Records contained in a dataset:
**********

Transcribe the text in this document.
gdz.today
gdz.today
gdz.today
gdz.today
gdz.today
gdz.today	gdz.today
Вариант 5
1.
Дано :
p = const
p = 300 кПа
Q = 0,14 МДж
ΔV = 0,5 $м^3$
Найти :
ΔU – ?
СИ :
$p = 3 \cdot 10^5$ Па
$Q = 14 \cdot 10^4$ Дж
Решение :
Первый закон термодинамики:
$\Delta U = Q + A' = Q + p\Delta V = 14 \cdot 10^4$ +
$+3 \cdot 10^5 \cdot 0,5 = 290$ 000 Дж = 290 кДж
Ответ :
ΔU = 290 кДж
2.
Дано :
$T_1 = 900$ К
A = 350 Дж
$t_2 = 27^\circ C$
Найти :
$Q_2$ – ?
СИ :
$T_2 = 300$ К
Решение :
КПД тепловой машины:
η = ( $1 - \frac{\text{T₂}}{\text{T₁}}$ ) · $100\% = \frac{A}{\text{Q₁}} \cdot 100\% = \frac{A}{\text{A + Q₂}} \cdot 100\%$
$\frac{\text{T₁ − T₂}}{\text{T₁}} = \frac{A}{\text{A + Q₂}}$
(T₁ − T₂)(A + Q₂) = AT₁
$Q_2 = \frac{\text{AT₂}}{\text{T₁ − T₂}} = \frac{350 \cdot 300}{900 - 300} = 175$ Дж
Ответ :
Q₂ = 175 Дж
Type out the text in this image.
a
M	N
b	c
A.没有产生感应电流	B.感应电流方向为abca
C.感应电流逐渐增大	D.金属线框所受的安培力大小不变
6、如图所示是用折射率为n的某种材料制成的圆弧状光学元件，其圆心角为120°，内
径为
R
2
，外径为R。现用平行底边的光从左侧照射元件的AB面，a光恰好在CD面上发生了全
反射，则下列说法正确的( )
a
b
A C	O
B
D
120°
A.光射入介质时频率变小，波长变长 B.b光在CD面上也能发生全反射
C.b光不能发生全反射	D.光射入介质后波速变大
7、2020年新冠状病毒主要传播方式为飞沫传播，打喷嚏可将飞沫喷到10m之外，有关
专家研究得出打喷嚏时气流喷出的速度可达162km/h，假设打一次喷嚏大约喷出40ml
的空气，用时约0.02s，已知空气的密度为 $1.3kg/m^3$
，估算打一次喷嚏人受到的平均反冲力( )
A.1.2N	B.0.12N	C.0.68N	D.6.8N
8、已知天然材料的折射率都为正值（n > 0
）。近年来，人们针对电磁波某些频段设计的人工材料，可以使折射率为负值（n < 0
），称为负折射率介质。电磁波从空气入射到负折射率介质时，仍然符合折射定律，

**********

Instructions for the task: Display every line of the listing that contains the string "this".

Expected answer:
Transcribe the text in this document.
Type out the text in this image.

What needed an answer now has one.